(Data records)
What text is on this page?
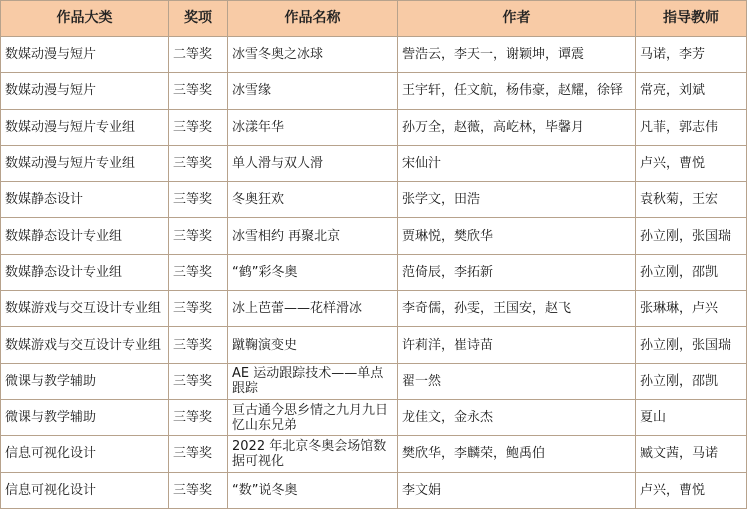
作品大类	奖项	作品名称	作者	指导教师
数媒动漫与短片	二等奖	冰雪冬奥之冰球	訾浩云，李天一，谢颖坤，谭震	马诺，李芳
数媒动漫与短片	三等奖	冰雪缘	王宇轩，任文航，杨伟豪，赵耀，徐铎	常亮，刘斌
数媒动漫与短片专业组	三等奖	冰漾年华	孙万全，赵薇，高屹林，毕馨月	凡菲，郭志伟
数媒动漫与短片专业组	三等奖	单人滑与双人滑	宋仙汁	卢兴，曹悦
数媒静态设计	三等奖	冬奥狂欢	张学文，田浩	袁秋菊，王宏
数媒静态设计专业组	三等奖	冰雪相约 再聚北京	贾琳悦，樊欣华	孙立刚，张国瑞
数媒静态设计专业组	三等奖	“鹤”彩冬奥	范倚辰，李拓新	孙立刚，邵凯
数媒游戏与交互设计专业组	三等奖	冰上芭蕾——花样滑冰	李奇儒，孙雯，王国安，赵飞	张琳琳，卢兴
数媒游戏与交互设计专业组	三等奖	蹴鞠演变史	许莉洋，崔诗苗	孙立刚，张国瑞
微课与教学辅助	三等奖	AE 运动跟踪技术——单点跟踪	翟一然	孙立刚，邵凯
微课与教学辅助	三等奖	亘古通今思乡情之九月九日忆山东兄弟	龙佳文，金永杰	夏山
信息可视化设计	三等奖	2022 年北京冬奥会场馆数据可视化	樊欣华，李麟荣，鲍禹伯	臧文茜，马诺
信息可视化设计	三等奖	“数”说冬奥	李文娟	卢兴，曹悦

- _Task prompt_: How many lines of these entries hold the string "数媒游戏与交互设计专业组"? Answer with the number alone.

- _Answer to the task_: 2